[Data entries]
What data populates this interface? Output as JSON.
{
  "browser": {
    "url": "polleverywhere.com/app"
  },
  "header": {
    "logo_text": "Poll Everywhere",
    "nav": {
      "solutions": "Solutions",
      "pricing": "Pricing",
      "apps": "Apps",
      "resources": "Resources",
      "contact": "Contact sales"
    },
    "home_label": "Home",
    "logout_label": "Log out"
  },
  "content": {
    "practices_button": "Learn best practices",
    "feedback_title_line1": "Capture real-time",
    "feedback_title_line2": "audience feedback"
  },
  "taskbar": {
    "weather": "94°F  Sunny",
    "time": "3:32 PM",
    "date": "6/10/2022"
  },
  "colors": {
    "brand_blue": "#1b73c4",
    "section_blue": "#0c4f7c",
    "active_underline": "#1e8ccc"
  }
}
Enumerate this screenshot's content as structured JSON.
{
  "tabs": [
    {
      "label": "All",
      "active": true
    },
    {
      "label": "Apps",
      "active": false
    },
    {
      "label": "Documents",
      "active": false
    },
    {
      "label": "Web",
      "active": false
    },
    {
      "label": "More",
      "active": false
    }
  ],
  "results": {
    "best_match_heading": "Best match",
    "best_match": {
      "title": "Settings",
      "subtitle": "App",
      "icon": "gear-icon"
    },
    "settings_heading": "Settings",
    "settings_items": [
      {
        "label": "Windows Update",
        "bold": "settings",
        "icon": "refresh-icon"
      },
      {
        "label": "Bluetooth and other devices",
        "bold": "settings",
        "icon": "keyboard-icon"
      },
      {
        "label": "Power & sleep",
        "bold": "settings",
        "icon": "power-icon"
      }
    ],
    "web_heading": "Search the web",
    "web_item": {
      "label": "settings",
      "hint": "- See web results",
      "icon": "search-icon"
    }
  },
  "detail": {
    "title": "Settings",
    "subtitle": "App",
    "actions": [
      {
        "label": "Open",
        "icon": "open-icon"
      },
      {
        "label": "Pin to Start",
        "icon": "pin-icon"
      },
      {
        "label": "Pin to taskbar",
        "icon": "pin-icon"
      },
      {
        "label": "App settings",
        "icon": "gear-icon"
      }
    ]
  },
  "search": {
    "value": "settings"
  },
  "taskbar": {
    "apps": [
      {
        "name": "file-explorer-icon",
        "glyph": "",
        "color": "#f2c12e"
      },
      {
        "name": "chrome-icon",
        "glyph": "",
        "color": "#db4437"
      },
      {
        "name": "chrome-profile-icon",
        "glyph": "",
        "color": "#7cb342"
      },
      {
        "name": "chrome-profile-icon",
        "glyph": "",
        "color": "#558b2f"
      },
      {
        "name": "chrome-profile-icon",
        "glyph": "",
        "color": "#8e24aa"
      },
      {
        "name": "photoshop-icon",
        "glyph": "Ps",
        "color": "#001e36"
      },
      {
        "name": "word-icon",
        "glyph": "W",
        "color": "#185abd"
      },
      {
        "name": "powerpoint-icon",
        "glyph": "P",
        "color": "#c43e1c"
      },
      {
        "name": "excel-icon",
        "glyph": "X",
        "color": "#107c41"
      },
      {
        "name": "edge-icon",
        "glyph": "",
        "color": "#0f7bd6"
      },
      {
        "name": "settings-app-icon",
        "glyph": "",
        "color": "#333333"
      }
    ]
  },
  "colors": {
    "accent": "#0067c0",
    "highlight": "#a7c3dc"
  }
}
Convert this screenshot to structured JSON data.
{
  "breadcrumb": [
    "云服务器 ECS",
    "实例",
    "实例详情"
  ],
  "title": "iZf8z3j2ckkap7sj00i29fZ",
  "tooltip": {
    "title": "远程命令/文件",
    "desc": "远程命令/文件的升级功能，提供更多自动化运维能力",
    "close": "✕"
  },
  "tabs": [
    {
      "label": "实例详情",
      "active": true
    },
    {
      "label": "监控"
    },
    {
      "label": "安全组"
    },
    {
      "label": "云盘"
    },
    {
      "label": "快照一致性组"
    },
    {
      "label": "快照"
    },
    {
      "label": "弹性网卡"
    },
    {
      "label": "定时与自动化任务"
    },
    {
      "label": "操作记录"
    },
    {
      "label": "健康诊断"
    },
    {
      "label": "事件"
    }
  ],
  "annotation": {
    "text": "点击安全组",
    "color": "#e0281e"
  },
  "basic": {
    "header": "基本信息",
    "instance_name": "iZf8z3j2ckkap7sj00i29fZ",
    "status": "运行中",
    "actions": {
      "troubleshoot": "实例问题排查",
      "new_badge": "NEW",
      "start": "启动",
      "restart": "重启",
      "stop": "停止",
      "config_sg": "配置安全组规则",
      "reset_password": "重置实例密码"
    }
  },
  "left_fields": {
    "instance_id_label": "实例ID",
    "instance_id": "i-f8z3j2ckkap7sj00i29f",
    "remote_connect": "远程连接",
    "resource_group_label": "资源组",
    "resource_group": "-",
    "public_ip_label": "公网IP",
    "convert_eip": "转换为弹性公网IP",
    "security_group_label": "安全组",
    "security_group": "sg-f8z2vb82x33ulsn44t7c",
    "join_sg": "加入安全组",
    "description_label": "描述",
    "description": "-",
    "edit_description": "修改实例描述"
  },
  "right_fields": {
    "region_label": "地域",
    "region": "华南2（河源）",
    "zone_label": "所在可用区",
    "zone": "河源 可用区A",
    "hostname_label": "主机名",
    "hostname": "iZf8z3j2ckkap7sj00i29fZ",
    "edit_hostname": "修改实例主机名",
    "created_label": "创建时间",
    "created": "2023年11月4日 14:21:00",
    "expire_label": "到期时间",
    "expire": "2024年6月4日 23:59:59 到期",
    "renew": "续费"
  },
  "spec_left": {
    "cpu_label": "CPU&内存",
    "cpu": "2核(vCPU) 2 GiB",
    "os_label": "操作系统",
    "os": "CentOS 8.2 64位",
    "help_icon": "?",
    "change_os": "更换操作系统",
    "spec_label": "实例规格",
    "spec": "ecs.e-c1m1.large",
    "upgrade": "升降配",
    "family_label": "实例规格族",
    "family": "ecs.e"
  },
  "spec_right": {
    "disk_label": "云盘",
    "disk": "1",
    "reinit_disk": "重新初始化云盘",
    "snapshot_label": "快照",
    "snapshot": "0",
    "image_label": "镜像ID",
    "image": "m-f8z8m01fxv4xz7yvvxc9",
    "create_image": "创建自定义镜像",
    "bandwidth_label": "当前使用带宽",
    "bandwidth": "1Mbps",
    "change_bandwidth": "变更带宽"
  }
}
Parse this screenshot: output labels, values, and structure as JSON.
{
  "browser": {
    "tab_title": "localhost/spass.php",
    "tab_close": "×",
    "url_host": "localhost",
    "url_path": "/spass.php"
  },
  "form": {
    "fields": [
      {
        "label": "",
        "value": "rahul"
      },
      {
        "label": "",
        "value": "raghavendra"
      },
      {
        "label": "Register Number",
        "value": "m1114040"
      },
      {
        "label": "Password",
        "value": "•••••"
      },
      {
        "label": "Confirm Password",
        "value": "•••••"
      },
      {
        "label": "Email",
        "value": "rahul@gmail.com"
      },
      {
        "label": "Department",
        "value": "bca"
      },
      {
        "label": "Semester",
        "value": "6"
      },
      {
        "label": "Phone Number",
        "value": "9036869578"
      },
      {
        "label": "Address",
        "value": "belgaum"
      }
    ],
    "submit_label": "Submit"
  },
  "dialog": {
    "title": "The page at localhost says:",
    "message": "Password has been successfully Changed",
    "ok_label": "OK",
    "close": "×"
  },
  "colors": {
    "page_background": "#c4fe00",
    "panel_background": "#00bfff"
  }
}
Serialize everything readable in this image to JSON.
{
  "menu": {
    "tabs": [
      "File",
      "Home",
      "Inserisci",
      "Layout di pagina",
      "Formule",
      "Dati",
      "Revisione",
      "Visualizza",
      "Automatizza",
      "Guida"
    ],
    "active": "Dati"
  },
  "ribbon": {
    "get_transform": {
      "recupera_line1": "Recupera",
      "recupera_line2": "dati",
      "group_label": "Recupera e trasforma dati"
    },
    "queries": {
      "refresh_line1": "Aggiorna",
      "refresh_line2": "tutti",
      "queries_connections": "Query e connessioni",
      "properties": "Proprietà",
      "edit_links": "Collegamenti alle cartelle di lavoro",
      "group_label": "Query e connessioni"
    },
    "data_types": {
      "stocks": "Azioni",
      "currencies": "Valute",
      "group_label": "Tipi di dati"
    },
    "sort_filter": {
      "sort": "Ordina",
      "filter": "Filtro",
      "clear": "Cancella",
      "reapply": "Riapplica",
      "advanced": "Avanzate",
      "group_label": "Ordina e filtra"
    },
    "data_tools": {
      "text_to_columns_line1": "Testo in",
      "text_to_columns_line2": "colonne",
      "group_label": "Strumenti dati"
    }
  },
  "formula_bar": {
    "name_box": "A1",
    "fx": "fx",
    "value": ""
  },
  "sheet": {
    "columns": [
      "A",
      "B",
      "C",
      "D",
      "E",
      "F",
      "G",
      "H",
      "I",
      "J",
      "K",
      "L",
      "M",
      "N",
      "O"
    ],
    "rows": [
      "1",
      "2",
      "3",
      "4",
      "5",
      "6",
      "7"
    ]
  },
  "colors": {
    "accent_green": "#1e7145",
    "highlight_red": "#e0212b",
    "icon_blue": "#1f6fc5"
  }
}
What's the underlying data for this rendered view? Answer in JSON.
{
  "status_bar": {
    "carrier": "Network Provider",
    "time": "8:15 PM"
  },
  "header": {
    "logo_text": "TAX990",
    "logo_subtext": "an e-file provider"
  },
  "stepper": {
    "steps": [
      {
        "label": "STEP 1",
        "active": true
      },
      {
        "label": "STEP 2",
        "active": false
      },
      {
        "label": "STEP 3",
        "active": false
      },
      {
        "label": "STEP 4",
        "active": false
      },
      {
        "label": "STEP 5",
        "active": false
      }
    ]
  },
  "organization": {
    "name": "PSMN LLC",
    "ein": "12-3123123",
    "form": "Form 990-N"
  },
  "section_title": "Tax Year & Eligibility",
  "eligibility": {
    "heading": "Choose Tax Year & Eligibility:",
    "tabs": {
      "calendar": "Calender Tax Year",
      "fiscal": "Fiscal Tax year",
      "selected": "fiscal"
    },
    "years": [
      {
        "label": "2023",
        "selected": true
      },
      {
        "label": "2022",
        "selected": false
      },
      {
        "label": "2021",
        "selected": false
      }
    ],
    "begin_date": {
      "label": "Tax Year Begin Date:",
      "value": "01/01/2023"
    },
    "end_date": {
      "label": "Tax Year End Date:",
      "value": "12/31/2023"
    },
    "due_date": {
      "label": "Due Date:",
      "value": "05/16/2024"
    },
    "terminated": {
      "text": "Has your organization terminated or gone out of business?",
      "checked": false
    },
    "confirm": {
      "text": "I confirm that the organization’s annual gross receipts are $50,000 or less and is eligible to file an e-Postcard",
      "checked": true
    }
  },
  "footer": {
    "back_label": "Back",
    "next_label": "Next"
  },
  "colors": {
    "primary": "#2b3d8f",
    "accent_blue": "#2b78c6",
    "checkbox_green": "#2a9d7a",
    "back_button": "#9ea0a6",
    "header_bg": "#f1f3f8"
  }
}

* [EXERCISE DESCRIPTION] Find the lines above that contain the word "Ordina" and collect them.

* [OUTPUT]
      "sort": "Ordina",
      "group_label": "Ordina e filtra"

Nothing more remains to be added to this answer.